**Exercise prompt:**
Exactly as they appear, output all of the records. Skip any images.

☆ ☆ ☆ ☆ ☆

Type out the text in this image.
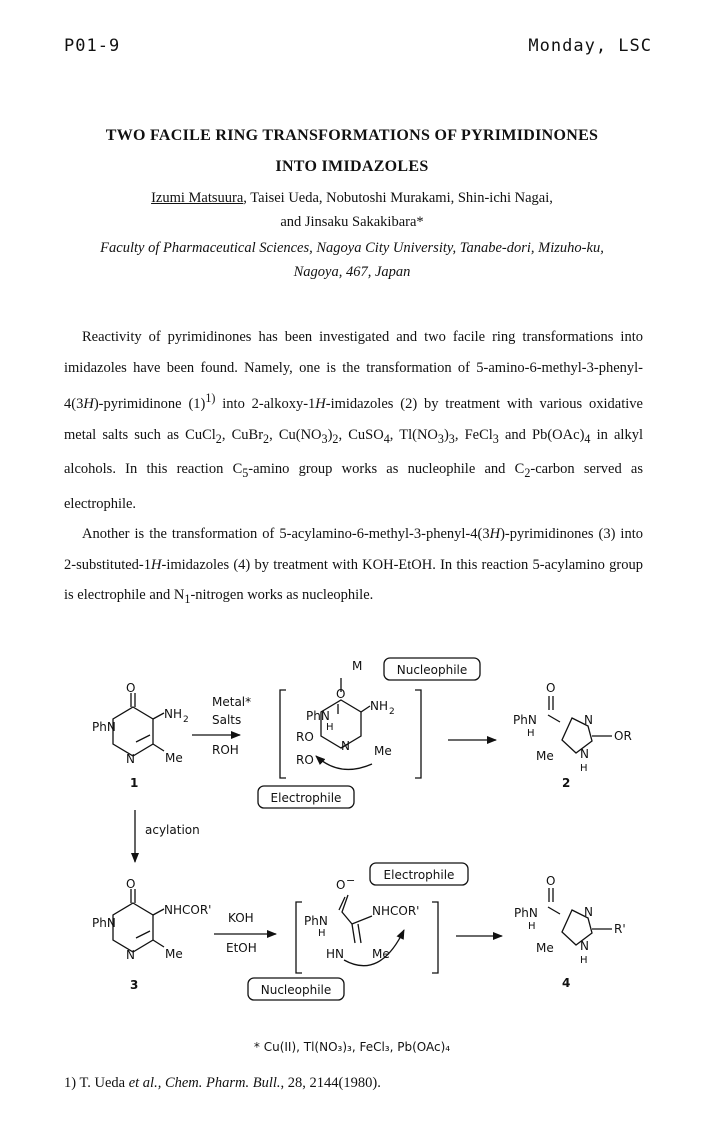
P01-9	Monday, LSC
TWO FACILE RING TRANSFORMATIONS OF PYRIMIDINONES
INTO IMIDAZOLES
Izumi Matsuura, Taisei Ueda, Nobutoshi Murakami, Shin-ichi Nagai,
and Jinsaku Sakakibara*
Faculty of Pharmaceutical Sciences, Nagoya City University, Tanabe-dori, Mizuho-ku,
Nagoya, 467, Japan

Reactivity of pyrimidinones has been investigated and two facile ring transformations into imidazoles have been found. Namely, one is the transformation of 5-amino-6-methyl-3-phenyl-4(3H)-pyrimidinone $(1)^{1)}$ into 2-alkoxy-1H-imidazoles (2) by treatment with various oxidative metal salts such as CuCl$_2$, CuBr$_2$, $Cu(NO_3)_2$, CuSO$_4$, $Tl(NO_3)_3$, FeCl$_3$ and $Pb(OAc)_4$ in alkyl alcohols. In this reaction $C_5$-amino group works as nucleophile and $C_2$-carbon served as electrophile.

Another is the transformation of 5-acylamino-6-methyl-3-phenyl-4(3H)-pyrimidinones (3) into 2-substituted-1H-imidazoles (4) by treatment with KOH-EtOH. In this reaction 5-acylamino group is electrophile and $N_1$-nitrogen works as nucleophile.

O
PhN
NH 2
N	Me
1
Metal*
Salts
ROH
M
O
PhN
NH 2
H
RO
N Me
RO
PhN
H
O
N
OR
Me N
H
2
acylation
O
PhN
NHCOR'
N	Me
3
KOH
EtOH
O −
PhN
H
NHCOR'
HN Me
PhN
H
O
N
R'
Me N
H
4
Nucleophile
Electrophile
Electrophile
Nucleophile
* Cu(II), Tl(NO₃)₃, FeCl₃, Pb(OAc)₄
1) T. Ueda et al., Chem. Pharm. Bull., 28, 2144(1980).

☆ ☆ ☆ ☆ ☆

**Written response:**
Type out the text in this image.
P01-9	Monday, LSC
TWO FACILE RING TRANSFORMATIONS OF PYRIMIDINONES
INTO IMIDAZOLES
Izumi Matsuura, Taisei Ueda, Nobutoshi Murakami, Shin-ichi Nagai,
and Jinsaku Sakakibara*
Faculty of Pharmaceutical Sciences, Nagoya City University, Tanabe-dori, Mizuho-ku,
Nagoya, 467, Japan

Reactivity of pyrimidinones has been investigated and two facile ring transformations into imidazoles have been found. Namely, one is the transformation of 5-amino-6-methyl-3-phenyl-4(3H)-pyrimidinone $(1)^{1)}$ into 2-alkoxy-1H-imidazoles (2) by treatment with various oxidative metal salts such as CuCl$_2$, CuBr$_2$, $Cu(NO_3)_2$, CuSO$_4$, $Tl(NO_3)_3$, FeCl$_3$ and $Pb(OAc)_4$ in alkyl alcohols. In this reaction $C_5$-amino group works as nucleophile and $C_2$-carbon served as electrophile.

Another is the transformation of 5-acylamino-6-methyl-3-phenyl-4(3H)-pyrimidinones (3) into 2-substituted-1H-imidazoles (4) by treatment with KOH-EtOH. In this reaction 5-acylamino group is electrophile and $N_1$-nitrogen works as nucleophile.

O
PhN
NH 2
N	Me
1
Metal*
Salts
ROH
M
O
PhN
NH 2
H
RO
N Me
RO
PhN
H
O
N
OR
Me N
H
2
acylation
O
PhN
NHCOR'
N	Me
3
KOH
EtOH
O −
PhN
H
NHCOR'
HN Me
PhN
H
O
N
R'
Me N
H
4
Nucleophile
Electrophile
Electrophile
Nucleophile
* Cu(II), Tl(NO₃)₃, FeCl₃, Pb(OAc)₄
1) T. Ueda et al., Chem. Pharm. Bull., 28, 2144(1980).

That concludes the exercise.